→ **Task brief**
Pictures do not belong in the copy. Return all of the entries exactly.

→ **Supplied material**
--- BEGIN ---

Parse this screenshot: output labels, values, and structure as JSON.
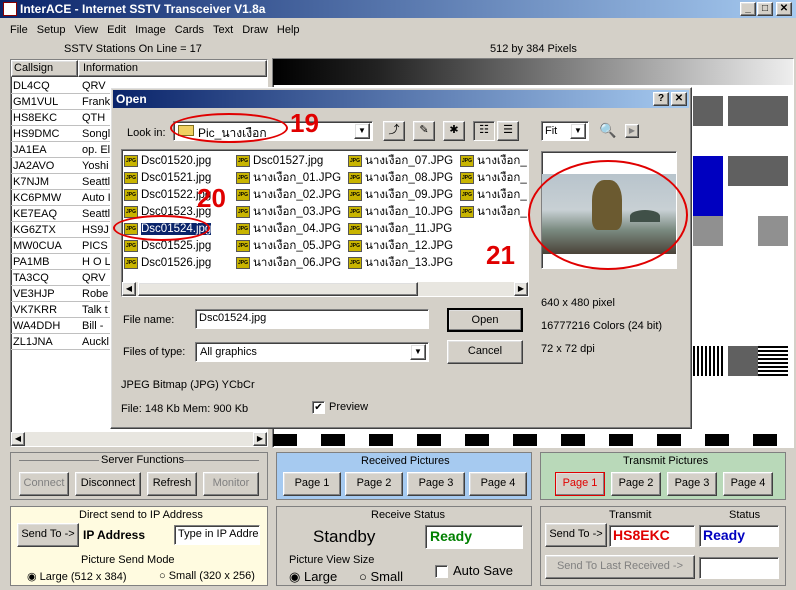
{
  "window": {
    "title": "InterACE - Internet SSTV Transceiver V1.8a"
  },
  "menu": [
    "File",
    "Setup",
    "View",
    "Edit",
    "Image",
    "Cards",
    "Text",
    "Draw",
    "Help"
  ],
  "stations": {
    "header": "SSTV Stations On Line = 17",
    "columns": [
      "Callsign",
      "Information"
    ],
    "rows": [
      {
        "call": "DL4CQ",
        "info": "QRV"
      },
      {
        "call": "GM1VUL",
        "info": "Frank"
      },
      {
        "call": "HS8EKC",
        "info": "QTH"
      },
      {
        "call": "HS9DMC",
        "info": "Songl"
      },
      {
        "call": "JA1EA",
        "info": "op. El"
      },
      {
        "call": "JA2AVO",
        "info": "Yoshi"
      },
      {
        "call": "K7NJM",
        "info": "Seattl"
      },
      {
        "call": "KC6PMW",
        "info": "Auto I"
      },
      {
        "call": "KE7EAQ",
        "info": "Seattl"
      },
      {
        "call": "KG6ZTX",
        "info": "HS9J"
      },
      {
        "call": "MW0CUA",
        "info": "PICS"
      },
      {
        "call": "PA1MB",
        "info": "H O L"
      },
      {
        "call": "TA3CQ",
        "info": "QRV"
      },
      {
        "call": "VE3HJP",
        "info": "Robe"
      },
      {
        "call": "VK7KRR",
        "info": "Talk t"
      },
      {
        "call": "WA4DDH",
        "info": "Bill -"
      },
      {
        "call": "ZL1JNA",
        "info": "Auckl"
      }
    ]
  },
  "image_header": "512 by 384 Pixels",
  "dialog": {
    "title": "Open",
    "help_btn": "?",
    "close_btn": "✕",
    "look_in_label": "Look in:",
    "look_in_value": "Pic_นางเงือก",
    "zoom_value": "Fit",
    "files": [
      "Dsc01520.jpg",
      "Dsc01521.jpg",
      "Dsc01522.jpg",
      "Dsc01523.jpg",
      "Dsc01524.jpg",
      "Dsc01525.jpg",
      "Dsc01526.jpg",
      "Dsc01527.jpg",
      "นางเงือก_01.JPG",
      "นางเงือก_02.JPG",
      "นางเงือก_03.JPG",
      "นางเงือก_04.JPG",
      "นางเงือก_05.JPG",
      "นางเงือก_06.JPG",
      "นางเงือก_07.JPG",
      "นางเงือก_08.JPG",
      "นางเงือก_09.JPG",
      "นางเงือก_10.JPG",
      "นางเงือก_11.JPG",
      "นางเงือก_12.JPG",
      "นางเงือก_13.JPG",
      "นางเงือก_",
      "นางเงือก_",
      "นางเงือก_",
      "นางเงือก_"
    ],
    "file_name_label": "File name:",
    "file_name_value": "Dsc01524.jpg",
    "file_type_label": "Files of type:",
    "file_type_value": "All graphics",
    "open_btn": "Open",
    "cancel_btn": "Cancel",
    "format_info": "JPEG Bitmap (JPG) YCbCr",
    "file_info": "File: 148 Kb   Mem: 900 Kb",
    "preview_label": "Preview",
    "pixel_info": "640 x 480 pixel",
    "color_info": "16777216 Colors (24 bit)",
    "dpi_info": "72 x 72 dpi",
    "icon_label": "JPG"
  },
  "annotations": [
    "19",
    "20",
    "21"
  ],
  "server": {
    "title": "Server Functions",
    "buttons": [
      "Connect",
      "Disconnect",
      "Refresh",
      "Monitor"
    ]
  },
  "received": {
    "title": "Received Pictures",
    "pages": [
      "Page 1",
      "Page 2",
      "Page 3",
      "Page 4"
    ]
  },
  "transmit_pics": {
    "title": "Transmit Pictures",
    "pages": [
      "Page 1",
      "Page 2",
      "Page 3",
      "Page 4"
    ]
  },
  "direct": {
    "title": "Direct send to IP Address",
    "send_btn": "Send To ->",
    "ip_label": "IP Address",
    "ip_placeholder": "Type in IP Address",
    "mode_title": "Picture Send Mode",
    "mode_large": "Large (512 x 384)",
    "mode_small": "Small (320 x 256)"
  },
  "receive_status": {
    "title": "Receive Status",
    "state": "Standby",
    "ready": "Ready",
    "view_title": "Picture View Size",
    "view_large": "Large",
    "view_small": "Small",
    "auto_save": "Auto Save"
  },
  "transmit": {
    "title": "Transmit",
    "status_title": "Status",
    "send_btn": "Send To ->",
    "callsign": "HS8EKC",
    "status": "Ready",
    "send_last_btn": "Send To  Last Received ->"
  },
  "colors": {
    "title_start": "#0a246a",
    "title_end": "#a6caf0",
    "received_bg": "#a6caf0",
    "transmit_bg": "#b9d9b9",
    "direct_bg": "#fffbe0",
    "red": "#e00000",
    "green": "#008000",
    "blue": "#0000c0"
  }
}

--- END ---

→ **Task solution**
Parse this screenshot: output labels, values, and structure as JSON.
{
  "window": {
    "title": "InterACE - Internet SSTV Transceiver V1.8a"
  },
  "menu": [
    "File",
    "Setup",
    "View",
    "Edit",
    "Image",
    "Cards",
    "Text",
    "Draw",
    "Help"
  ],
  "stations": {
    "header": "SSTV Stations On Line = 17",
    "columns": [
      "Callsign",
      "Information"
    ],
    "rows": [
      {
        "call": "DL4CQ",
        "info": "QRV"
      },
      {
        "call": "GM1VUL",
        "info": "Frank"
      },
      {
        "call": "HS8EKC",
        "info": "QTH"
      },
      {
        "call": "HS9DMC",
        "info": "Songl"
      },
      {
        "call": "JA1EA",
        "info": "op. El"
      },
      {
        "call": "JA2AVO",
        "info": "Yoshi"
      },
      {
        "call": "K7NJM",
        "info": "Seattl"
      },
      {
        "call": "KC6PMW",
        "info": "Auto I"
      },
      {
        "call": "KE7EAQ",
        "info": "Seattl"
      },
      {
        "call": "KG6ZTX",
        "info": "HS9J"
      },
      {
        "call": "MW0CUA",
        "info": "PICS"
      },
      {
        "call": "PA1MB",
        "info": "H O L"
      },
      {
        "call": "TA3CQ",
        "info": "QRV"
      },
      {
        "call": "VE3HJP",
        "info": "Robe"
      },
      {
        "call": "VK7KRR",
        "info": "Talk t"
      },
      {
        "call": "WA4DDH",
        "info": "Bill -"
      },
      {
        "call": "ZL1JNA",
        "info": "Auckl"
      }
    ]
  },
  "image_header": "512 by 384 Pixels",
  "dialog": {
    "title": "Open",
    "help_btn": "?",
    "close_btn": "✕",
    "look_in_label": "Look in:",
    "look_in_value": "Pic_นางเงือก",
    "zoom_value": "Fit",
    "files": [
      "Dsc01520.jpg",
      "Dsc01521.jpg",
      "Dsc01522.jpg",
      "Dsc01523.jpg",
      "Dsc01524.jpg",
      "Dsc01525.jpg",
      "Dsc01526.jpg",
      "Dsc01527.jpg",
      "นางเงือก_01.JPG",
      "นางเงือก_02.JPG",
      "นางเงือก_03.JPG",
      "นางเงือก_04.JPG",
      "นางเงือก_05.JPG",
      "นางเงือก_06.JPG",
      "นางเงือก_07.JPG",
      "นางเงือก_08.JPG",
      "นางเงือก_09.JPG",
      "นางเงือก_10.JPG",
      "นางเงือก_11.JPG",
      "นางเงือก_12.JPG",
      "นางเงือก_13.JPG",
      "นางเงือก_",
      "นางเงือก_",
      "นางเงือก_",
      "นางเงือก_"
    ],
    "file_name_label": "File name:",
    "file_name_value": "Dsc01524.jpg",
    "file_type_label": "Files of type:",
    "file_type_value": "All graphics",
    "open_btn": "Open",
    "cancel_btn": "Cancel",
    "format_info": "JPEG Bitmap (JPG) YCbCr",
    "file_info": "File: 148 Kb   Mem: 900 Kb",
    "preview_label": "Preview",
    "pixel_info": "640 x 480 pixel",
    "color_info": "16777216 Colors (24 bit)",
    "dpi_info": "72 x 72 dpi",
    "icon_label": "JPG"
  },
  "annotations": [
    "19",
    "20",
    "21"
  ],
  "server": {
    "title": "Server Functions",
    "buttons": [
      "Connect",
      "Disconnect",
      "Refresh",
      "Monitor"
    ]
  },
  "received": {
    "title": "Received Pictures",
    "pages": [
      "Page 1",
      "Page 2",
      "Page 3",
      "Page 4"
    ]
  },
  "transmit_pics": {
    "title": "Transmit Pictures",
    "pages": [
      "Page 1",
      "Page 2",
      "Page 3",
      "Page 4"
    ]
  },
  "direct": {
    "title": "Direct send to IP Address",
    "send_btn": "Send To ->",
    "ip_label": "IP Address",
    "ip_placeholder": "Type in IP Address",
    "mode_title": "Picture Send Mode",
    "mode_large": "Large (512 x 384)",
    "mode_small": "Small (320 x 256)"
  },
  "receive_status": {
    "title": "Receive Status",
    "state": "Standby",
    "ready": "Ready",
    "view_title": "Picture View Size",
    "view_large": "Large",
    "view_small": "Small",
    "auto_save": "Auto Save"
  },
  "transmit": {
    "title": "Transmit",
    "status_title": "Status",
    "send_btn": "Send To ->",
    "callsign": "HS8EKC",
    "status": "Ready",
    "send_last_btn": "Send To  Last Received ->"
  },
  "colors": {
    "title_start": "#0a246a",
    "title_end": "#a6caf0",
    "received_bg": "#a6caf0",
    "transmit_bg": "#b9d9b9",
    "direct_bg": "#fffbe0",
    "red": "#e00000",
    "green": "#008000",
    "blue": "#0000c0"
  }
}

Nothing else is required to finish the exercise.